> **EXERCISE GOAL**: Present the lines below as a numbered list, skipping blank lines, starting at the line that contains "most 100 elements." and ending at the line that contains "consumption-title-3: בישראל: [935, 628, 1015, 653]", with both of those lines included.

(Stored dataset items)
........

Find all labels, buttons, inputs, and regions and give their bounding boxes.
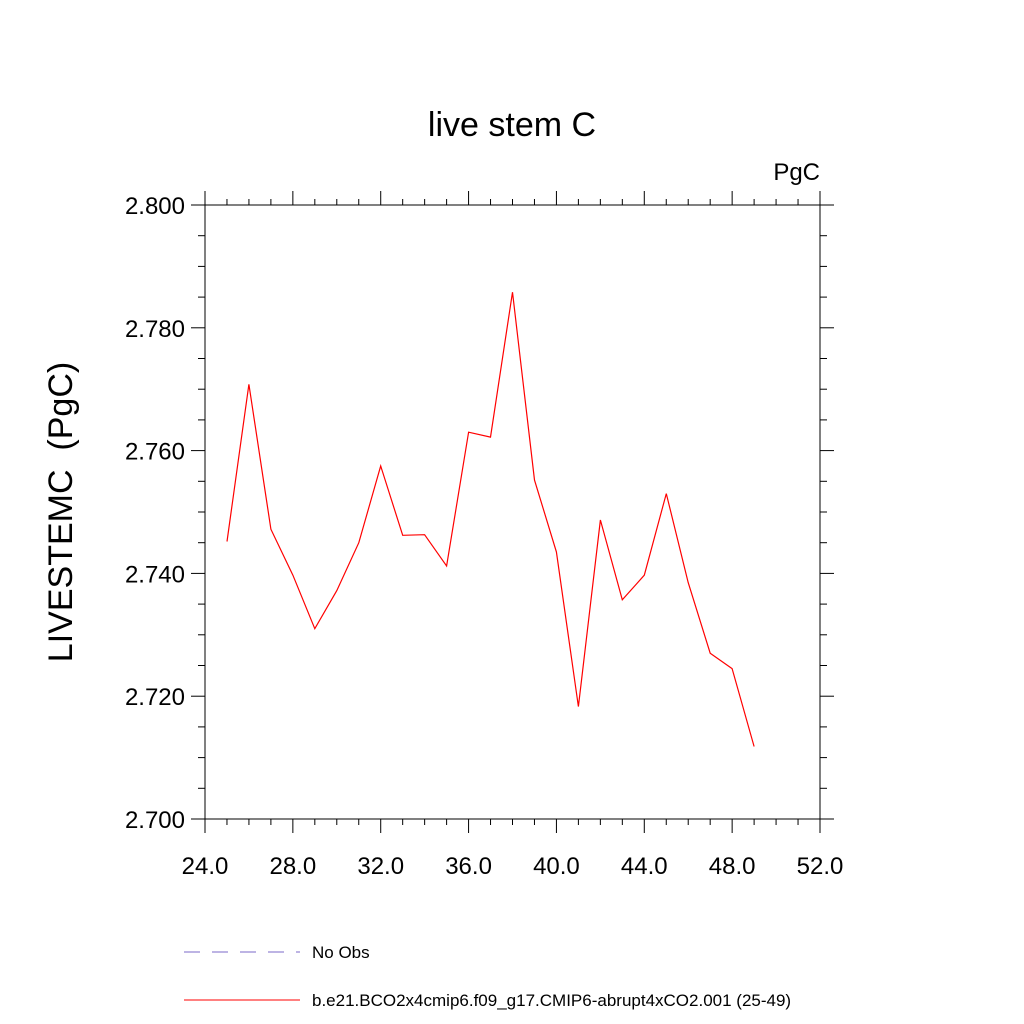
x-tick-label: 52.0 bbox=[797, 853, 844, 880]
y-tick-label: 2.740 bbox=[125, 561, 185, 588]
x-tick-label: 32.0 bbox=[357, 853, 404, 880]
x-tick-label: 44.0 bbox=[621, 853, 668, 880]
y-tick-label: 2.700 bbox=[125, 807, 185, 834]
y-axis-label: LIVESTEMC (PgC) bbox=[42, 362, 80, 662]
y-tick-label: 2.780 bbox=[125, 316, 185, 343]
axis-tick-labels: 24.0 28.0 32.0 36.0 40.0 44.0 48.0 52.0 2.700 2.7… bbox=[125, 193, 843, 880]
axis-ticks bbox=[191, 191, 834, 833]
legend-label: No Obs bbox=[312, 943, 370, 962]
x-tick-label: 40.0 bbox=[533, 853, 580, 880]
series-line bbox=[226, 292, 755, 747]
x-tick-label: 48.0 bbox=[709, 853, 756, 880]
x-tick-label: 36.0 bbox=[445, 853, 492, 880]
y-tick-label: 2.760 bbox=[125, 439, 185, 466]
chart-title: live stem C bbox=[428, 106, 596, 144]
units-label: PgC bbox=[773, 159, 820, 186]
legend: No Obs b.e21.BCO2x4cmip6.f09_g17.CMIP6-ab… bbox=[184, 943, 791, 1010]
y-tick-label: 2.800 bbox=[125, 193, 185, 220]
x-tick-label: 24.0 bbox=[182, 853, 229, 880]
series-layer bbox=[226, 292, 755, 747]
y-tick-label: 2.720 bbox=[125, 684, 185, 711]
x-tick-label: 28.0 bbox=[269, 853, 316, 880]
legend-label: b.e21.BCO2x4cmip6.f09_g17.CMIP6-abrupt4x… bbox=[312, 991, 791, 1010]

........

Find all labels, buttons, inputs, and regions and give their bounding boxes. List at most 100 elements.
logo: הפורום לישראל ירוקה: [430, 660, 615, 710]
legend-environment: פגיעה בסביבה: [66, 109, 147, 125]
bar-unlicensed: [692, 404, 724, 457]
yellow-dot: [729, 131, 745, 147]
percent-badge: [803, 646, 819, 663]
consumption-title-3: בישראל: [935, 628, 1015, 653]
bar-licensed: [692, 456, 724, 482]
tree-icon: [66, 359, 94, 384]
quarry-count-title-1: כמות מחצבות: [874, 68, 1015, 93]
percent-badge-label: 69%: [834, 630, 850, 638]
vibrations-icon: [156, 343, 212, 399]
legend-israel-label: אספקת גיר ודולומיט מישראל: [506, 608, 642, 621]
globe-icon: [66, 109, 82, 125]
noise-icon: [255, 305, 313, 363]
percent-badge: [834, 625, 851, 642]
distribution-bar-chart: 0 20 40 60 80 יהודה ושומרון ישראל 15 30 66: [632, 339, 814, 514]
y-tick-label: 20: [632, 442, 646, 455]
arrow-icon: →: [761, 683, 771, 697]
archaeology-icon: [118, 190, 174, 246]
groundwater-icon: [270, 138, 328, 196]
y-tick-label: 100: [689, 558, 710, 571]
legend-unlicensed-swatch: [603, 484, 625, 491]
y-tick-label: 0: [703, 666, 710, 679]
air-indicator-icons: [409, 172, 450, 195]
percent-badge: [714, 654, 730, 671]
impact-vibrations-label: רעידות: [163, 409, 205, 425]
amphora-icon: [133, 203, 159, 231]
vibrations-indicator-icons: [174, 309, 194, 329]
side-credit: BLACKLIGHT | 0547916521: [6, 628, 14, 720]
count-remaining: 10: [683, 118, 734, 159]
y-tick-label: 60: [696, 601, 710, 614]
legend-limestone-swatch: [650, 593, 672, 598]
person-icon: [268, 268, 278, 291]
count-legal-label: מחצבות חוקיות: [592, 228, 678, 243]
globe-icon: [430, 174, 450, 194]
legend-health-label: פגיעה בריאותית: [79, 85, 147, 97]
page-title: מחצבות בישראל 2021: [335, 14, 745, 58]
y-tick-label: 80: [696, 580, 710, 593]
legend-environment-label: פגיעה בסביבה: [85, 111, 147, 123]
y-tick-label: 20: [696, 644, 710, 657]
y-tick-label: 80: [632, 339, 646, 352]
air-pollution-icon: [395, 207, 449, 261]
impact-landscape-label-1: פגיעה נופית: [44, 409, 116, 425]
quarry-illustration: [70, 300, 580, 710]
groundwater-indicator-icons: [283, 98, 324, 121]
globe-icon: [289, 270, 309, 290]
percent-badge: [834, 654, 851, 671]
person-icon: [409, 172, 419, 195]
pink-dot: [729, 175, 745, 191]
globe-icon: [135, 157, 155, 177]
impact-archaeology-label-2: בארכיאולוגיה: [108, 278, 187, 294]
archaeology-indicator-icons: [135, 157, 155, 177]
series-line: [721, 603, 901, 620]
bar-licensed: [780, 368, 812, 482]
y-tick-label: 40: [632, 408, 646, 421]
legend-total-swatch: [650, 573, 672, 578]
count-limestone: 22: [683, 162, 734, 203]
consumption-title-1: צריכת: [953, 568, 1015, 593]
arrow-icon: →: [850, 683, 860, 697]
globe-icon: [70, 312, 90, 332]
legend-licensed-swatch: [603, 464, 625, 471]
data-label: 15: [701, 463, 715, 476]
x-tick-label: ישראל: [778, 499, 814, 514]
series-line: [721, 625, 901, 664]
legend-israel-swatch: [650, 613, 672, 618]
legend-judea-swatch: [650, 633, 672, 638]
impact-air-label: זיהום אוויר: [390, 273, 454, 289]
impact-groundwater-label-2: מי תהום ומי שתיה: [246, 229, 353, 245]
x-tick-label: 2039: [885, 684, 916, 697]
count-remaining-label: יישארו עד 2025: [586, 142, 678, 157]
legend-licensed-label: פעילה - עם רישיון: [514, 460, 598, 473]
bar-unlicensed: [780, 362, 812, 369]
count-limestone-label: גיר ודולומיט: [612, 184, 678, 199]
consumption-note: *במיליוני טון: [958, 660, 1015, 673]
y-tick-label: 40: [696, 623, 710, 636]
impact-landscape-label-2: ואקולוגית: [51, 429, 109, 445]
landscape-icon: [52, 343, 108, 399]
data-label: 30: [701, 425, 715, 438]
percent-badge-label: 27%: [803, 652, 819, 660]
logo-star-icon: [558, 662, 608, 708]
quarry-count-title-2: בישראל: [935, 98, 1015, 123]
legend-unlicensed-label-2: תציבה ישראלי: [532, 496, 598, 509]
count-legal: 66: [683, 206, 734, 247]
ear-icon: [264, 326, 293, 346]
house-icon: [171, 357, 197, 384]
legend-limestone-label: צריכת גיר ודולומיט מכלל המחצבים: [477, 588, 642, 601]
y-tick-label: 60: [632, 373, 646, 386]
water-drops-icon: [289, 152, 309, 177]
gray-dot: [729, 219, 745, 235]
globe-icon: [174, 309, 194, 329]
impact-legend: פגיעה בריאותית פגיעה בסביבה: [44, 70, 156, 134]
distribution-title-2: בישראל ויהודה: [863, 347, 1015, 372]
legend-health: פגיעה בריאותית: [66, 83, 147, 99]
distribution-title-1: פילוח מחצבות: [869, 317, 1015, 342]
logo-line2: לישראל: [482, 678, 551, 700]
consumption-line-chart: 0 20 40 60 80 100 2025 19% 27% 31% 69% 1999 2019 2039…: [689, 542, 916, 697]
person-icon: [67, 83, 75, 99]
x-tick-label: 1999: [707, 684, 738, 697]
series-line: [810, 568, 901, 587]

........

> **SOLVED PROBLEM**:
1. Find all labels, buttons, inputs, and regions and give their bounding boxes. List at most 100 elements.
2. logo: הפורום לישראל ירוקה: [430, 660, 615, 710]
3. legend-environment: פגיעה בסביבה: [66, 109, 147, 125]
4. bar-unlicensed: [692, 404, 724, 457]
5. yellow-dot: [729, 131, 745, 147]
6. percent-badge: [803, 646, 819, 663]
7. consumption-title-3: בישראל: [935, 628, 1015, 653]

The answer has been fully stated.